::: EXTRACTED INFORMATION

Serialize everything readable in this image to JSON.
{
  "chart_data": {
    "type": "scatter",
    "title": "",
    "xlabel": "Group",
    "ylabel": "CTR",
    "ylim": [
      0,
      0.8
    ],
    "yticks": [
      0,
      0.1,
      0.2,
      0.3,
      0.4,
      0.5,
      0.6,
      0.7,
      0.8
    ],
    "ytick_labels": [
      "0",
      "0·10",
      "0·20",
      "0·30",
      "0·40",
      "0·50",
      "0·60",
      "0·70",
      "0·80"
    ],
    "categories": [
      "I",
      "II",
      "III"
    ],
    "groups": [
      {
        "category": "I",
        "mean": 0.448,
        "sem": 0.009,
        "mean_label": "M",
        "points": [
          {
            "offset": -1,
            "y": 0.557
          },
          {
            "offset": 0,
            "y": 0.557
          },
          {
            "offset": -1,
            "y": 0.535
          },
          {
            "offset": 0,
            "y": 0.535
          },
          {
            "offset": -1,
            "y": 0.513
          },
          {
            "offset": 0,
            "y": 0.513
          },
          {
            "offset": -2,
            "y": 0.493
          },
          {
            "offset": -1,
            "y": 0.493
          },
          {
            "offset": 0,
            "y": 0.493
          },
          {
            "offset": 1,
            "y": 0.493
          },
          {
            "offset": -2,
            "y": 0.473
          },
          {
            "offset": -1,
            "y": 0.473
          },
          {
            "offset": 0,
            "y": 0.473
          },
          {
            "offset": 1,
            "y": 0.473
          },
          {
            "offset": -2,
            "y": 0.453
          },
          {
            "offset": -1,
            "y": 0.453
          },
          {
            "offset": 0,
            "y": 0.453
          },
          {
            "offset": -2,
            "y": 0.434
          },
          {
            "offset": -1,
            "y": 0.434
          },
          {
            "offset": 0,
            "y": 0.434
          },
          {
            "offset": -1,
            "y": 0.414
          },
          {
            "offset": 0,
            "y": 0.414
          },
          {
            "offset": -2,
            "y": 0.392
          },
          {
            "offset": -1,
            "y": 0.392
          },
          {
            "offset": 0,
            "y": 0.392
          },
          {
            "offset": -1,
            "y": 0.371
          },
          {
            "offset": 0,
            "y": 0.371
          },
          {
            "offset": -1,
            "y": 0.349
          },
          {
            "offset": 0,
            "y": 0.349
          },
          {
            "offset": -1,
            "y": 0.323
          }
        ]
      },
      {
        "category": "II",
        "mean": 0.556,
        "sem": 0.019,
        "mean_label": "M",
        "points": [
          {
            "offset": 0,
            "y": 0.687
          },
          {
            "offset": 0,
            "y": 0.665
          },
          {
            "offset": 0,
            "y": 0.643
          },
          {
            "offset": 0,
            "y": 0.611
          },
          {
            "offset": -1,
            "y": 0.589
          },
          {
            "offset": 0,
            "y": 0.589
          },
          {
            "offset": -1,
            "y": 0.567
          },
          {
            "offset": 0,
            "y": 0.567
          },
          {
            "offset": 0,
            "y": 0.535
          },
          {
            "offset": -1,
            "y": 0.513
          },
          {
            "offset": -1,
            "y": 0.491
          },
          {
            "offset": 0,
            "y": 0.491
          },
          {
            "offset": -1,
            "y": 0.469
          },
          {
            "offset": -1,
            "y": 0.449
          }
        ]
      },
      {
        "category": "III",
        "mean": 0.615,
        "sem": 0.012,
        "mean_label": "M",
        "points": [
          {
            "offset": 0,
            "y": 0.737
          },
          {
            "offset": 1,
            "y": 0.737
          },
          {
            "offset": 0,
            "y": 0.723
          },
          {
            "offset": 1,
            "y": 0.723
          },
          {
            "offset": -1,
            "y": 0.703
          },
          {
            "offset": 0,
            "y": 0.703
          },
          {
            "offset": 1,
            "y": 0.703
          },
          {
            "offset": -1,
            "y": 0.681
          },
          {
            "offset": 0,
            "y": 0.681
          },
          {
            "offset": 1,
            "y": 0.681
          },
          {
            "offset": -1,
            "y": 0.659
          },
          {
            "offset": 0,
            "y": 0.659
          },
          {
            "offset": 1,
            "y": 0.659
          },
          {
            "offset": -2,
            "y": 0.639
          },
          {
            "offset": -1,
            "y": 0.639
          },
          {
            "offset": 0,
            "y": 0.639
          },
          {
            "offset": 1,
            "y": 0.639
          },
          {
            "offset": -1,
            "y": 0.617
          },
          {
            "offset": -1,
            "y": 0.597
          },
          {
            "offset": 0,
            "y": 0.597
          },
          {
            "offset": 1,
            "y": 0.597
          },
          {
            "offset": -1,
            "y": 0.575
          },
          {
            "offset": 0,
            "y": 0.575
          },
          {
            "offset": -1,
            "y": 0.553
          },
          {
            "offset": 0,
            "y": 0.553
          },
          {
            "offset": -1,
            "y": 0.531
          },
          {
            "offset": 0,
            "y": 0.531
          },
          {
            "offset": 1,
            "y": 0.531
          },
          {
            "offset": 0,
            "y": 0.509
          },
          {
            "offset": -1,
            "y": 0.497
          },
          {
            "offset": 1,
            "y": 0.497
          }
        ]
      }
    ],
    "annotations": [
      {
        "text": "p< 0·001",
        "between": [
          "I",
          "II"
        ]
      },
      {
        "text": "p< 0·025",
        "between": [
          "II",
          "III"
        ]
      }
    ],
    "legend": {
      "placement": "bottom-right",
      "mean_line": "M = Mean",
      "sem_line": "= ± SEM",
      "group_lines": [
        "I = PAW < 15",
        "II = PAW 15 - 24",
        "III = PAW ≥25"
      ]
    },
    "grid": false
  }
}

::::::

Take the records above and return them exactly as written.

→ **EXERCISE RESULT**
Serialize everything readable in this image to JSON.
{
  "chart_data": {
    "type": "scatter",
    "title": "",
    "xlabel": "Group",
    "ylabel": "CTR",
    "ylim": [
      0,
      0.8
    ],
    "yticks": [
      0,
      0.1,
      0.2,
      0.3,
      0.4,
      0.5,
      0.6,
      0.7,
      0.8
    ],
    "ytick_labels": [
      "0",
      "0·10",
      "0·20",
      "0·30",
      "0·40",
      "0·50",
      "0·60",
      "0·70",
      "0·80"
    ],
    "categories": [
      "I",
      "II",
      "III"
    ],
    "groups": [
      {
        "category": "I",
        "mean": 0.448,
        "sem": 0.009,
        "mean_label": "M",
        "points": [
          {
            "offset": -1,
            "y": 0.557
          },
          {
            "offset": 0,
            "y": 0.557
          },
          {
            "offset": -1,
            "y": 0.535
          },
          {
            "offset": 0,
            "y": 0.535
          },
          {
            "offset": -1,
            "y": 0.513
          },
          {
            "offset": 0,
            "y": 0.513
          },
          {
            "offset": -2,
            "y": 0.493
          },
          {
            "offset": -1,
            "y": 0.493
          },
          {
            "offset": 0,
            "y": 0.493
          },
          {
            "offset": 1,
            "y": 0.493
          },
          {
            "offset": -2,
            "y": 0.473
          },
          {
            "offset": -1,
            "y": 0.473
          },
          {
            "offset": 0,
            "y": 0.473
          },
          {
            "offset": 1,
            "y": 0.473
          },
          {
            "offset": -2,
            "y": 0.453
          },
          {
            "offset": -1,
            "y": 0.453
          },
          {
            "offset": 0,
            "y": 0.453
          },
          {
            "offset": -2,
            "y": 0.434
          },
          {
            "offset": -1,
            "y": 0.434
          },
          {
            "offset": 0,
            "y": 0.434
          },
          {
            "offset": -1,
            "y": 0.414
          },
          {
            "offset": 0,
            "y": 0.414
          },
          {
            "offset": -2,
            "y": 0.392
          },
          {
            "offset": -1,
            "y": 0.392
          },
          {
            "offset": 0,
            "y": 0.392
          },
          {
            "offset": -1,
            "y": 0.371
          },
          {
            "offset": 0,
            "y": 0.371
          },
          {
            "offset": -1,
            "y": 0.349
          },
          {
            "offset": 0,
            "y": 0.349
          },
          {
            "offset": -1,
            "y": 0.323
          }
        ]
      },
      {
        "category": "II",
        "mean": 0.556,
        "sem": 0.019,
        "mean_label": "M",
        "points": [
          {
            "offset": 0,
            "y": 0.687
          },
          {
            "offset": 0,
            "y": 0.665
          },
          {
            "offset": 0,
            "y": 0.643
          },
          {
            "offset": 0,
            "y": 0.611
          },
          {
            "offset": -1,
            "y": 0.589
          },
          {
            "offset": 0,
            "y": 0.589
          },
          {
            "offset": -1,
            "y": 0.567
          },
          {
            "offset": 0,
            "y": 0.567
          },
          {
            "offset": 0,
            "y": 0.535
          },
          {
            "offset": -1,
            "y": 0.513
          },
          {
            "offset": -1,
            "y": 0.491
          },
          {
            "offset": 0,
            "y": 0.491
          },
          {
            "offset": -1,
            "y": 0.469
          },
          {
            "offset": -1,
            "y": 0.449
          }
        ]
      },
      {
        "category": "III",
        "mean": 0.615,
        "sem": 0.012,
        "mean_label": "M",
        "points": [
          {
            "offset": 0,
            "y": 0.737
          },
          {
            "offset": 1,
            "y": 0.737
          },
          {
            "offset": 0,
            "y": 0.723
          },
          {
            "offset": 1,
            "y": 0.723
          },
          {
            "offset": -1,
            "y": 0.703
          },
          {
            "offset": 0,
            "y": 0.703
          },
          {
            "offset": 1,
            "y": 0.703
          },
          {
            "offset": -1,
            "y": 0.681
          },
          {
            "offset": 0,
            "y": 0.681
          },
          {
            "offset": 1,
            "y": 0.681
          },
          {
            "offset": -1,
            "y": 0.659
          },
          {
            "offset": 0,
            "y": 0.659
          },
          {
            "offset": 1,
            "y": 0.659
          },
          {
            "offset": -2,
            "y": 0.639
          },
          {
            "offset": -1,
            "y": 0.639
          },
          {
            "offset": 0,
            "y": 0.639
          },
          {
            "offset": 1,
            "y": 0.639
          },
          {
            "offset": -1,
            "y": 0.617
          },
          {
            "offset": -1,
            "y": 0.597
          },
          {
            "offset": 0,
            "y": 0.597
          },
          {
            "offset": 1,
            "y": 0.597
          },
          {
            "offset": -1,
            "y": 0.575
          },
          {
            "offset": 0,
            "y": 0.575
          },
          {
            "offset": -1,
            "y": 0.553
          },
          {
            "offset": 0,
            "y": 0.553
          },
          {
            "offset": -1,
            "y": 0.531
          },
          {
            "offset": 0,
            "y": 0.531
          },
          {
            "offset": 1,
            "y": 0.531
          },
          {
            "offset": 0,
            "y": 0.509
          },
          {
            "offset": -1,
            "y": 0.497
          },
          {
            "offset": 1,
            "y": 0.497
          }
        ]
      }
    ],
    "annotations": [
      {
        "text": "p< 0·001",
        "between": [
          "I",
          "II"
        ]
      },
      {
        "text": "p< 0·025",
        "between": [
          "II",
          "III"
        ]
      }
    ],
    "legend": {
      "placement": "bottom-right",
      "mean_line": "M = Mean",
      "sem_line": "= ± SEM",
      "group_lines": [
        "I = PAW < 15",
        "II = PAW 15 - 24",
        "III = PAW ≥25"
      ]
    },
    "grid": false
  }
}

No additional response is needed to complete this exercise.